- Given problem
Look through the material and copy each line holding "SEEVCCC".

(Extracts from a graphics dataset)
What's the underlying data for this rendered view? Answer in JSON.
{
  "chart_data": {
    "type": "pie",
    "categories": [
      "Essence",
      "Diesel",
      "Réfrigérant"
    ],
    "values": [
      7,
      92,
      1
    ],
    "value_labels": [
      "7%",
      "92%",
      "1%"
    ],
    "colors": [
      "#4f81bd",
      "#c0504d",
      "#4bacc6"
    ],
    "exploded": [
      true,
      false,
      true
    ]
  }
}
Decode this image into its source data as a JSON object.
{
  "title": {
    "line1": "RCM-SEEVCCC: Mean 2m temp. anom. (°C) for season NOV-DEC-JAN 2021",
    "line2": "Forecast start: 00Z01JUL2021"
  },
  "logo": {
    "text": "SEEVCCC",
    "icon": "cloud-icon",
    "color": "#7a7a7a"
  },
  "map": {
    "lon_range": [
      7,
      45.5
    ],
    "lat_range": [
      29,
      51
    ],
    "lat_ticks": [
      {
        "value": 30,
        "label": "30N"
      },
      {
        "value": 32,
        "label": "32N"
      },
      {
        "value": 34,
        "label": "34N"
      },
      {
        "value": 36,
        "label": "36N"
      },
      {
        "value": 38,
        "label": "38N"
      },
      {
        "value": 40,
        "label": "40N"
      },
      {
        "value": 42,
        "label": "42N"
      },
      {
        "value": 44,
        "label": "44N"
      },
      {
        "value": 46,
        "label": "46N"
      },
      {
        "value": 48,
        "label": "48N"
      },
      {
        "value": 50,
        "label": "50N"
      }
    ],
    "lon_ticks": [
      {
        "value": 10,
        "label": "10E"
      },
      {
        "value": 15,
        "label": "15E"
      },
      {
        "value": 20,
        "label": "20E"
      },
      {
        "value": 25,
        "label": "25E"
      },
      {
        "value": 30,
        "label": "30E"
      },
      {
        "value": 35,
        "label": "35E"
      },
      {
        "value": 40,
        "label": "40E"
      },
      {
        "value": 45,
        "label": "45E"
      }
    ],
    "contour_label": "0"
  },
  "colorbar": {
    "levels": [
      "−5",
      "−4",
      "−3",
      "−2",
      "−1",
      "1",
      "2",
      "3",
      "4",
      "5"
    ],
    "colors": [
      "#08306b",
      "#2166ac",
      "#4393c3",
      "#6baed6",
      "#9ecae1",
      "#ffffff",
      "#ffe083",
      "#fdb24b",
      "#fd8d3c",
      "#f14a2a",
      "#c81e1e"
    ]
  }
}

- Response
    "line1": "RCM-SEEVCCC: Mean 2m temp. anom. (°C) for season NOV-DEC-JAN 2021",
    "text": "SEEVCCC",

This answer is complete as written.